_EXERCISE REQUIREMENTS_
Only lines holding the word "tulang" should be copied from the material.

-- BEGIN RECORDS TO USE --

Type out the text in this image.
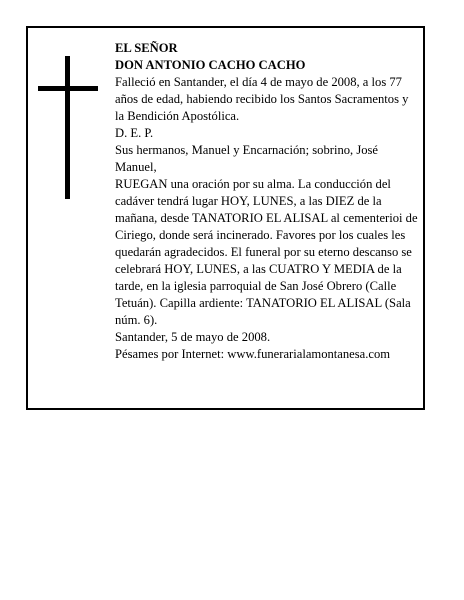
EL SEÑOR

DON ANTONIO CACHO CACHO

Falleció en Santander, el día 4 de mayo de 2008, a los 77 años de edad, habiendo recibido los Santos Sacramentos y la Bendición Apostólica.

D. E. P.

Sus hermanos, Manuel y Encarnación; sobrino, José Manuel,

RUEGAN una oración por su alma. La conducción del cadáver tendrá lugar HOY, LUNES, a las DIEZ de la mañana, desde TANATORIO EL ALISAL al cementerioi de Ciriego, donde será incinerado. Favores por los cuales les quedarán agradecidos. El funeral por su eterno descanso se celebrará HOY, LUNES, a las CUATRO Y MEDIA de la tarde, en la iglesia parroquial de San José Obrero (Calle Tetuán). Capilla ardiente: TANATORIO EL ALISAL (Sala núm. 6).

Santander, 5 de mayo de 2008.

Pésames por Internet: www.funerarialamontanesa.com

-- END RECORDS TO USE --
-- BEGIN RECORDS TO USE --

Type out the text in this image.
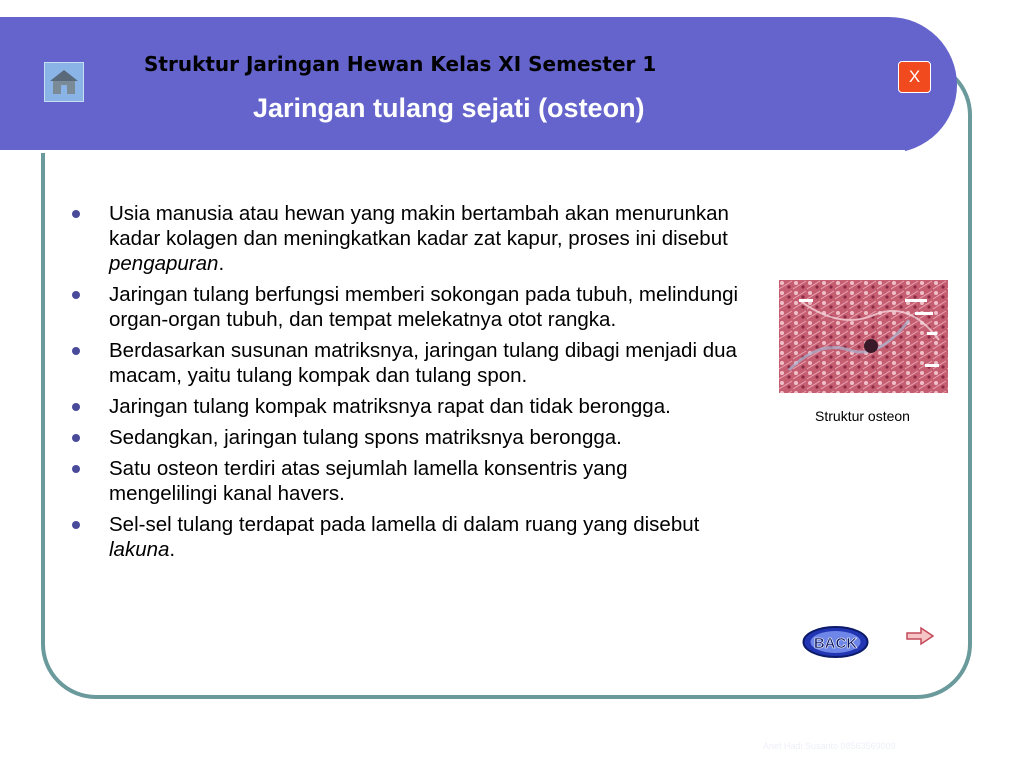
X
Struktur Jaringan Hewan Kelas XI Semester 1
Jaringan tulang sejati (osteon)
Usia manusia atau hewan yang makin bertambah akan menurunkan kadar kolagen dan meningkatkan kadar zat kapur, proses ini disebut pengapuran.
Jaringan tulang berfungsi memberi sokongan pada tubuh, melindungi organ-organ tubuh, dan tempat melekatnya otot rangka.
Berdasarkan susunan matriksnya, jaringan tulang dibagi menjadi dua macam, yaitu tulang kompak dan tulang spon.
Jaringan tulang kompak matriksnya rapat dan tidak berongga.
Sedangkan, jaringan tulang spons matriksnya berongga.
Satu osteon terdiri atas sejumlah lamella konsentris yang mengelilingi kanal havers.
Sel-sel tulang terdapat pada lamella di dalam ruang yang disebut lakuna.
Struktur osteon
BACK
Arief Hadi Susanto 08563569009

-- END RECORDS TO USE --

_FULL ANSWER_
Jaringan tulang sejati (osteon)
Jaringan tulang berfungsi memberi sokongan pada tubuh, melindungi organ-organ tubuh, dan tempat melekatnya otot rangka.
Berdasarkan susunan matriksnya, jaringan tulang dibagi menjadi dua macam, yaitu tulang kompak dan tulang spon.
Jaringan tulang kompak matriksnya rapat dan tidak berongga.
Sedangkan, jaringan tulang spons matriksnya berongga.
Sel-sel tulang terdapat pada lamella di dalam ruang yang disebut lakuna.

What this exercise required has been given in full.